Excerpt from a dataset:
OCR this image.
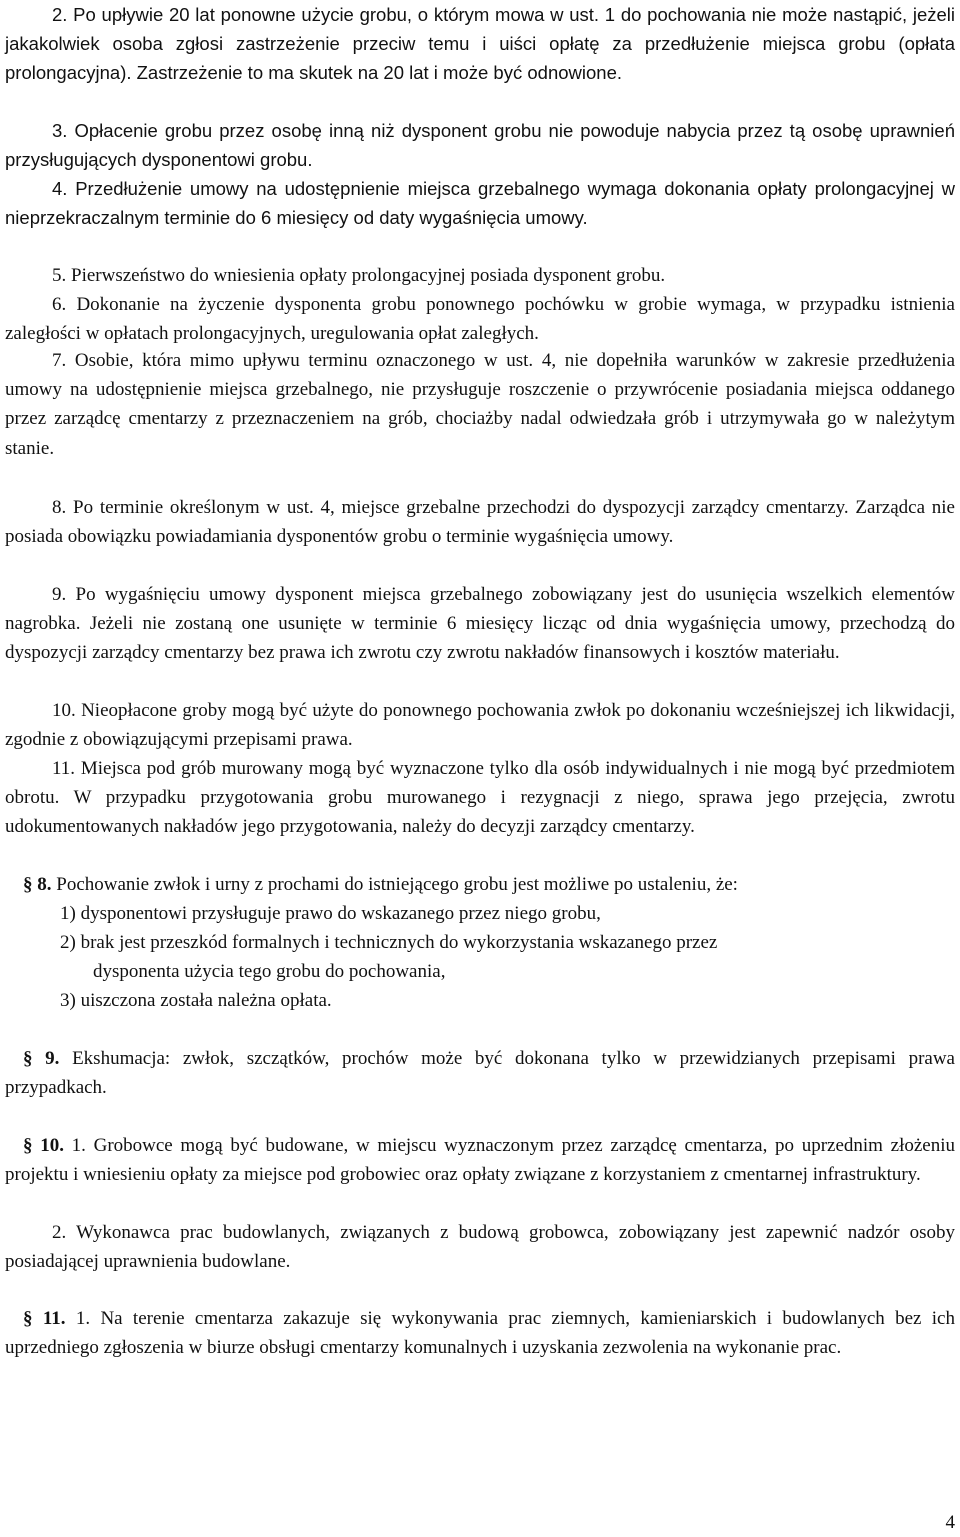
2. Po upływie 20 lat ponowne użycie grobu, o którym mowa w ust. 1 do pochowania nie może nastąpić, jeżeli jakakolwiek osoba zgłosi zastrzeżenie przeciw temu i uiści opłatę za przedłużenie miejsca grobu (opłata prolongacyjna). Zastrzeżenie to ma skutek na 20 lat i może być odnowione.
3. Opłacenie grobu przez osobę inną niż dysponent grobu nie powoduje nabycia przez tą osobę uprawnień przysługujących dysponentowi grobu.
4. Przedłużenie umowy na udostępnienie miejsca grzebalnego wymaga dokonania opłaty prolongacyjnej w nieprzekraczalnym terminie do 6 miesięcy od daty wygaśnięcia umowy.
5. Pierwszeństwo do wniesienia opłaty prolongacyjnej posiada dysponent grobu.
6. Dokonanie na życzenie dysponenta grobu ponownego pochówku w grobie wymaga, w przypadku istnienia zaległości w opłatach prolongacyjnych, uregulowania opłat zaległych.
7. Osobie, która mimo upływu terminu oznaczonego w ust. 4, nie dopełniła warunków w zakresie przedłużenia umowy na udostępnienie miejsca grzebalnego, nie przysługuje roszczenie o przywrócenie posiadania miejsca oddanego przez zarządcę cmentarzy z przeznaczeniem na grób, chociażby nadal odwiedzała grób i utrzymywała go w należytym stanie.
8. Po terminie określonym w ust. 4, miejsce grzebalne przechodzi do dyspozycji zarządcy cmentarzy. Zarządca nie posiada obowiązku powiadamiania dysponentów grobu o terminie wygaśnięcia umowy.
9. Po wygaśnięciu umowy dysponent miejsca grzebalnego zobowiązany jest do usunięcia wszelkich elementów nagrobka. Jeżeli nie zostaną one usunięte w terminie 6 miesięcy licząc od dnia wygaśnięcia umowy, przechodzą do dyspozycji zarządcy cmentarzy bez prawa ich zwrotu czy zwrotu nakładów finansowych i kosztów materiału.
10. Nieopłacone groby mogą być użyte do ponownego pochowania zwłok po dokonaniu wcześniejszej ich likwidacji, zgodnie z obowiązującymi przepisami prawa.
11. Miejsca pod grób murowany mogą być wyznaczone tylko dla osób indywidualnych i nie mogą być przedmiotem obrotu. W przypadku przygotowania grobu murowanego i rezygnacji z niego, sprawa jego przejęcia, zwrotu udokumentowanych nakładów jego przygotowania, należy do decyzji zarządcy cmentarzy.
§ 8. Pochowanie zwłok i urny z prochami do istniejącego grobu jest możliwe po ustaleniu, że:
1) dysponentowi przysługuje prawo do wskazanego przez niego grobu,
2) brak jest przeszkód formalnych i technicznych do wykorzystania wskazanego przez
dysponenta użycia tego grobu do pochowania,
3) uiszczona została należna opłata.
§ 9. Ekshumacja: zwłok, szczątków, prochów może być dokonana tylko w przewidzianych przepisami prawa przypadkach.
§ 10. 1. Grobowce mogą być budowane, w miejscu wyznaczonym przez zarządcę cmentarza, po uprzednim złożeniu projektu i wniesieniu opłaty za miejsce pod grobowiec oraz opłaty związane z korzystaniem z cmentarnej infrastruktury.
2. Wykonawca prac budowlanych, związanych z budową grobowca, zobowiązany jest zapewnić nadzór osoby posiadającej uprawnienia budowlane.
§ 11. 1. Na terenie cmentarza zakazuje się wykonywania prac ziemnych, kamieniarskich i budowlanych bez ich uprzedniego zgłoszenia w biurze obsługi cmentarzy komunalnych i uzyskania zezwolenia na wykonanie prac.
4
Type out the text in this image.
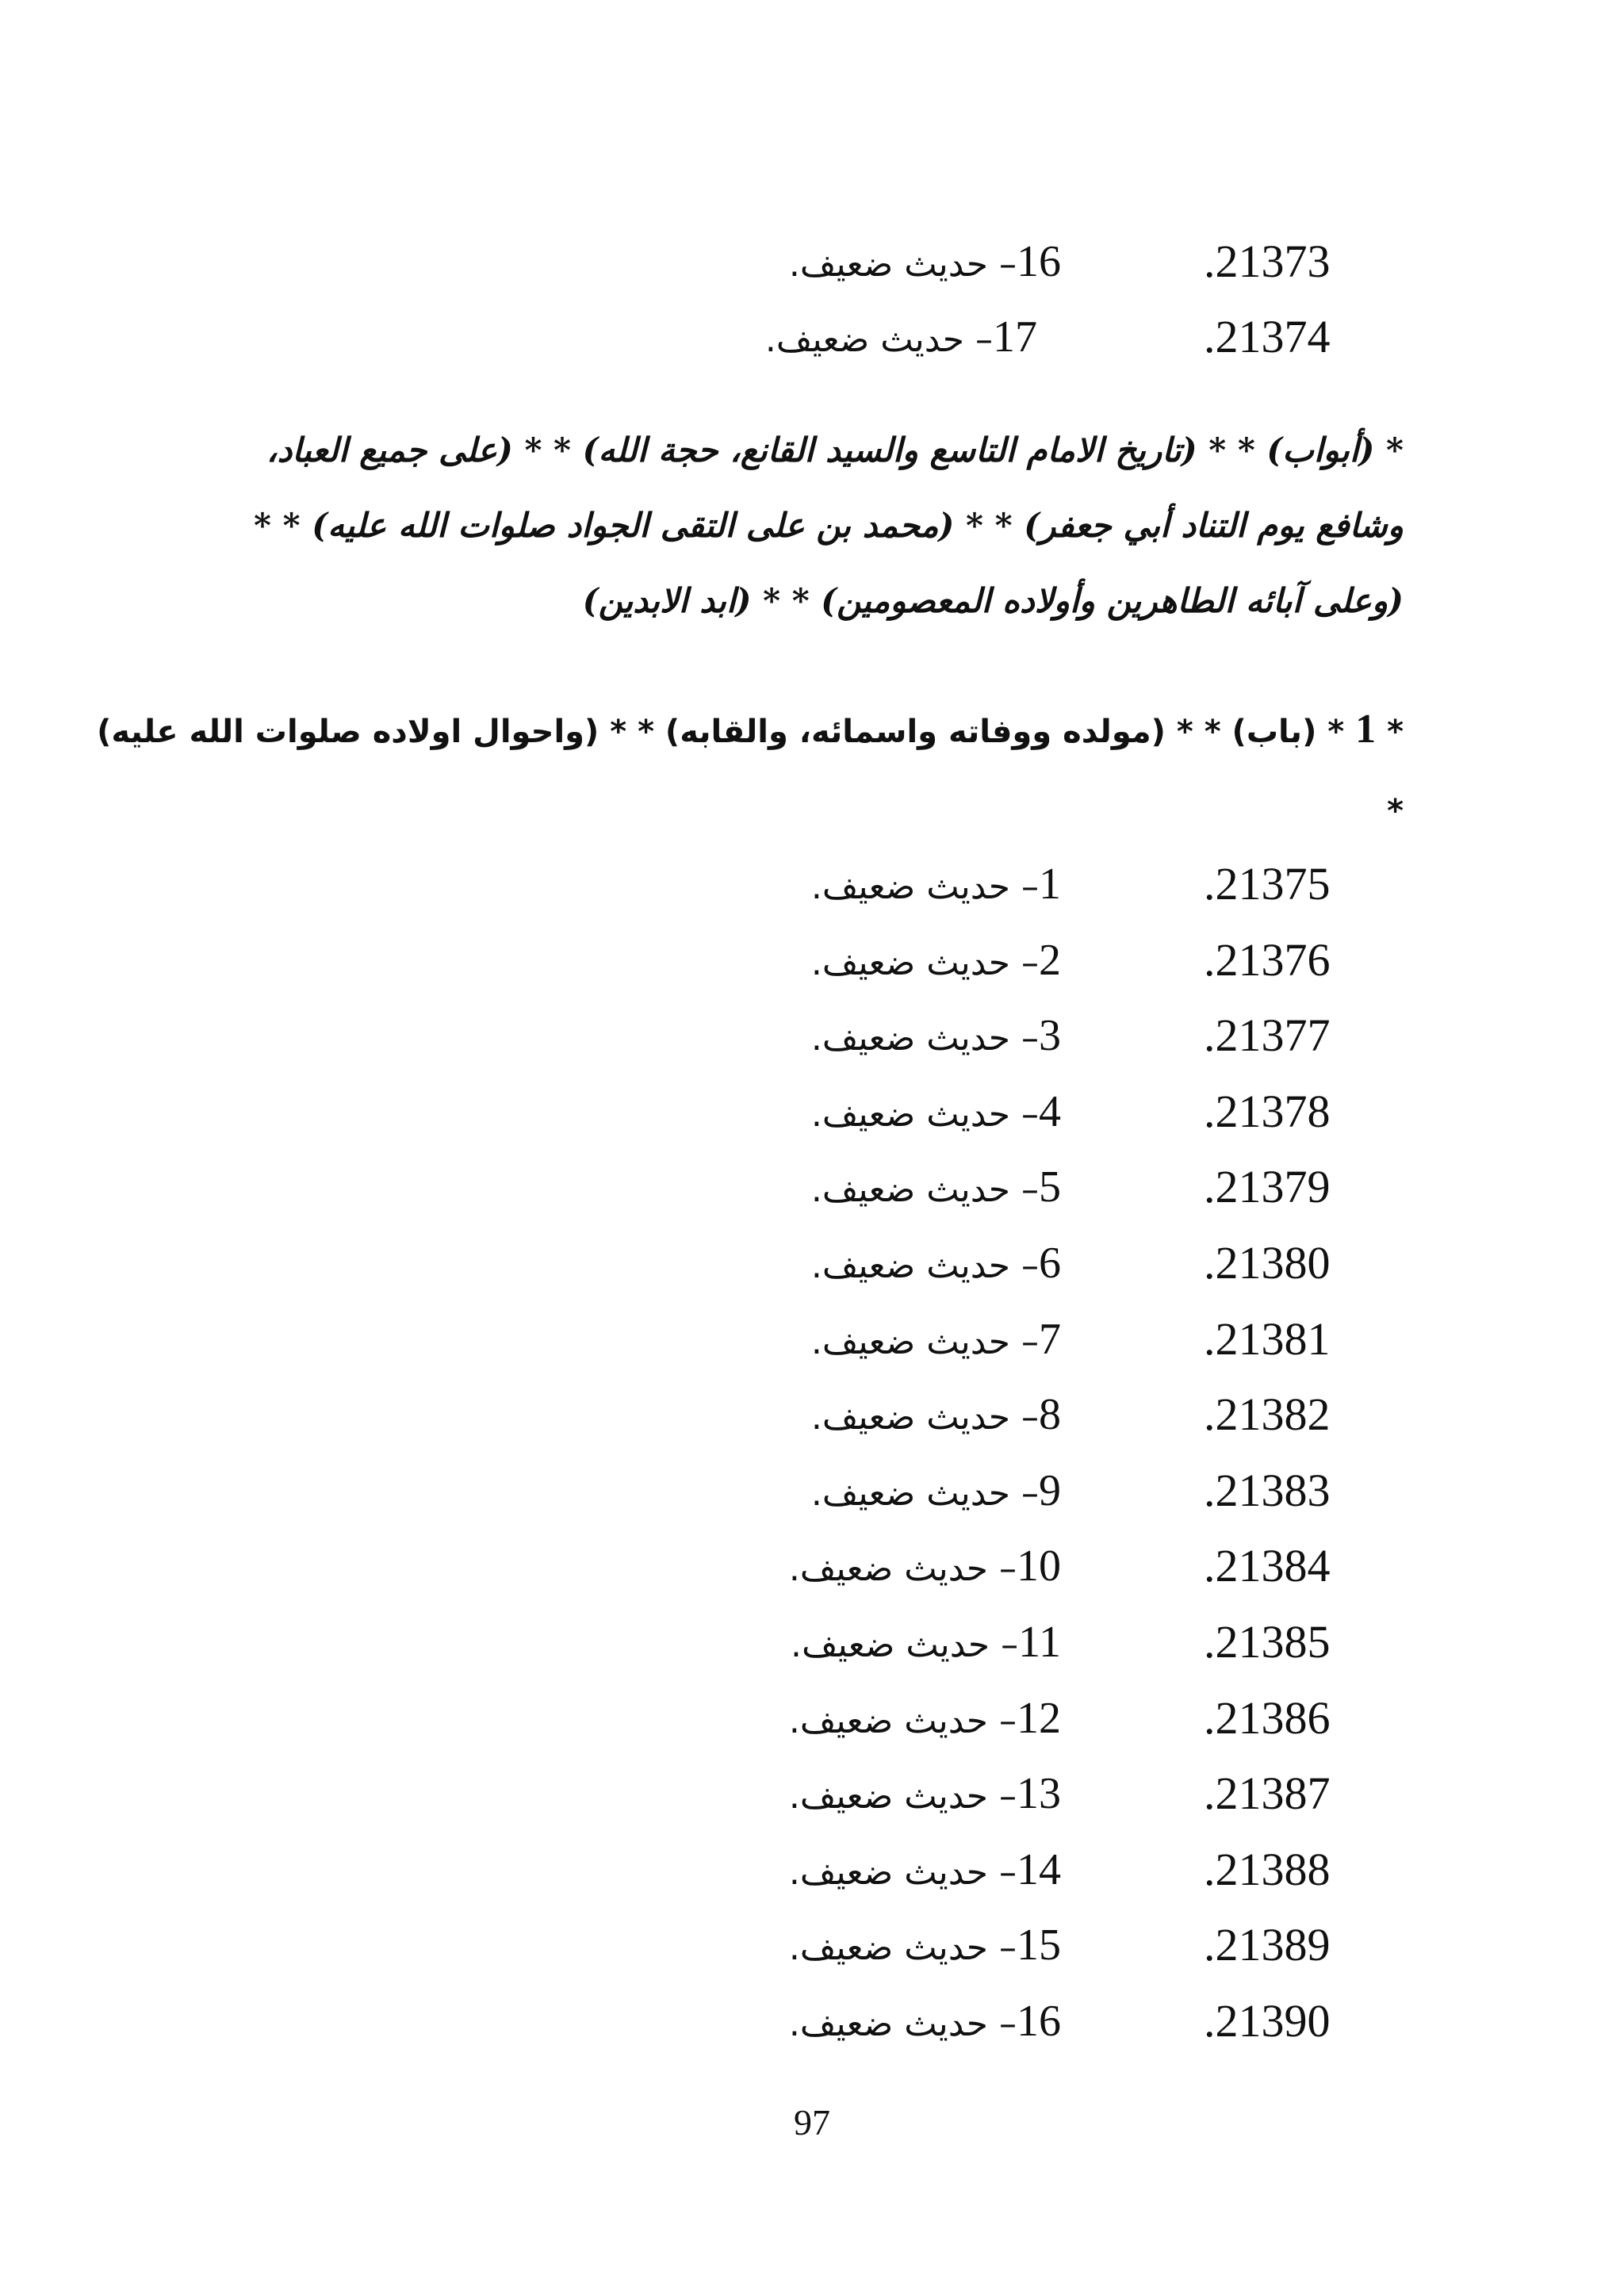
.21373
16– حديث ضعيف.
.21374
17– حديث ضعيف.
* (أبواب) * * (تاريخ الامام التاسع والسيد القانع، حجة الله) * * (على جميع العباد،
وشافع يوم التناد أبي جعفر) * * (محمد بن على التقى الجواد صلوات الله عليه) * *
(وعلى آبائه الطاهرين وأولاده المعصومين) * * (ابد الابدين)
* 1 * (باب) * * (مولده ووفاته واسمائه، والقابه) * * (واحوال اولاده صلوات الله عليه)
*
.21375
1– حديث ضعيف.
.21376
2– حديث ضعيف.
.21377
3– حديث ضعيف.
.21378
4– حديث ضعيف.
.21379
5– حديث ضعيف.
.21380
6– حديث ضعيف.
.21381
7– حديث ضعيف.
.21382
8– حديث ضعيف.
.21383
9– حديث ضعيف.
.21384
10– حديث ضعيف.
.21385
11– حديث ضعيف.
.21386
12– حديث ضعيف.
.21387
13– حديث ضعيف.
.21388
14– حديث ضعيف.
.21389
15– حديث ضعيف.
.21390
16– حديث ضعيف.
97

# [EXERCISE GOAL]
Copy every line of the data exactly as written, excluding the pictures.

# [ANSWER]
OCR this image.
2. Po upływie 20 lat ponowne użycie grobu, o którym mowa w ust. 1 do pochowania nie może nastąpić, jeżeli jakakolwiek osoba zgłosi zastrzeżenie przeciw temu i uiści opłatę za przedłużenie miejsca grobu (opłata prolongacyjna). Zastrzeżenie to ma skutek na 20 lat i może być odnowione.
3. Opłacenie grobu przez osobę inną niż dysponent grobu nie powoduje nabycia przez tą osobę uprawnień przysługujących dysponentowi grobu.
4. Przedłużenie umowy na udostępnienie miejsca grzebalnego wymaga dokonania opłaty prolongacyjnej w nieprzekraczalnym terminie do 6 miesięcy od daty wygaśnięcia umowy.
5. Pierwszeństwo do wniesienia opłaty prolongacyjnej posiada dysponent grobu.
6. Dokonanie na życzenie dysponenta grobu ponownego pochówku w grobie wymaga, w przypadku istnienia zaległości w opłatach prolongacyjnych, uregulowania opłat zaległych.
7. Osobie, która mimo upływu terminu oznaczonego w ust. 4, nie dopełniła warunków w zakresie przedłużenia umowy na udostępnienie miejsca grzebalnego, nie przysługuje roszczenie o przywrócenie posiadania miejsca oddanego przez zarządcę cmentarzy z przeznaczeniem na grób, chociażby nadal odwiedzała grób i utrzymywała go w należytym stanie.
8. Po terminie określonym w ust. 4, miejsce grzebalne przechodzi do dyspozycji zarządcy cmentarzy. Zarządca nie posiada obowiązku powiadamiania dysponentów grobu o terminie wygaśnięcia umowy.
9. Po wygaśnięciu umowy dysponent miejsca grzebalnego zobowiązany jest do usunięcia wszelkich elementów nagrobka. Jeżeli nie zostaną one usunięte w terminie 6 miesięcy licząc od dnia wygaśnięcia umowy, przechodzą do dyspozycji zarządcy cmentarzy bez prawa ich zwrotu czy zwrotu nakładów finansowych i kosztów materiału.
10. Nieopłacone groby mogą być użyte do ponownego pochowania zwłok po dokonaniu wcześniejszej ich likwidacji, zgodnie z obowiązującymi przepisami prawa.
11. Miejsca pod grób murowany mogą być wyznaczone tylko dla osób indywidualnych i nie mogą być przedmiotem obrotu. W przypadku przygotowania grobu murowanego i rezygnacji z niego, sprawa jego przejęcia, zwrotu udokumentowanych nakładów jego przygotowania, należy do decyzji zarządcy cmentarzy.
§ 8. Pochowanie zwłok i urny z prochami do istniejącego grobu jest możliwe po ustaleniu, że:
1) dysponentowi przysługuje prawo do wskazanego przez niego grobu,
2) brak jest przeszkód formalnych i technicznych do wykorzystania wskazanego przez
dysponenta użycia tego grobu do pochowania,
3) uiszczona została należna opłata.
§ 9. Ekshumacja: zwłok, szczątków, prochów może być dokonana tylko w przewidzianych przepisami prawa przypadkach.
§ 10. 1. Grobowce mogą być budowane, w miejscu wyznaczonym przez zarządcę cmentarza, po uprzednim złożeniu projektu i wniesieniu opłaty za miejsce pod grobowiec oraz opłaty związane z korzystaniem z cmentarnej infrastruktury.
2. Wykonawca prac budowlanych, związanych z budową grobowca, zobowiązany jest zapewnić nadzór osoby posiadającej uprawnienia budowlane.
§ 11. 1. Na terenie cmentarza zakazuje się wykonywania prac ziemnych, kamieniarskich i budowlanych bez ich uprzedniego zgłoszenia w biurze obsługi cmentarzy komunalnych i uzyskania zezwolenia na wykonanie prac.
4
Type out the text in this image.
.21373
16– حديث ضعيف.
.21374
17– حديث ضعيف.
* (أبواب) * * (تاريخ الامام التاسع والسيد القانع، حجة الله) * * (على جميع العباد،
وشافع يوم التناد أبي جعفر) * * (محمد بن على التقى الجواد صلوات الله عليه) * *
(وعلى آبائه الطاهرين وأولاده المعصومين) * * (ابد الابدين)
* 1 * (باب) * * (مولده ووفاته واسمائه، والقابه) * * (واحوال اولاده صلوات الله عليه)
*
.21375
1– حديث ضعيف.
.21376
2– حديث ضعيف.
.21377
3– حديث ضعيف.
.21378
4– حديث ضعيف.
.21379
5– حديث ضعيف.
.21380
6– حديث ضعيف.
.21381
7– حديث ضعيف.
.21382
8– حديث ضعيف.
.21383
9– حديث ضعيف.
.21384
10– حديث ضعيف.
.21385
11– حديث ضعيف.
.21386
12– حديث ضعيف.
.21387
13– حديث ضعيف.
.21388
14– حديث ضعيف.
.21389
15– حديث ضعيف.
.21390
16– حديث ضعيف.
97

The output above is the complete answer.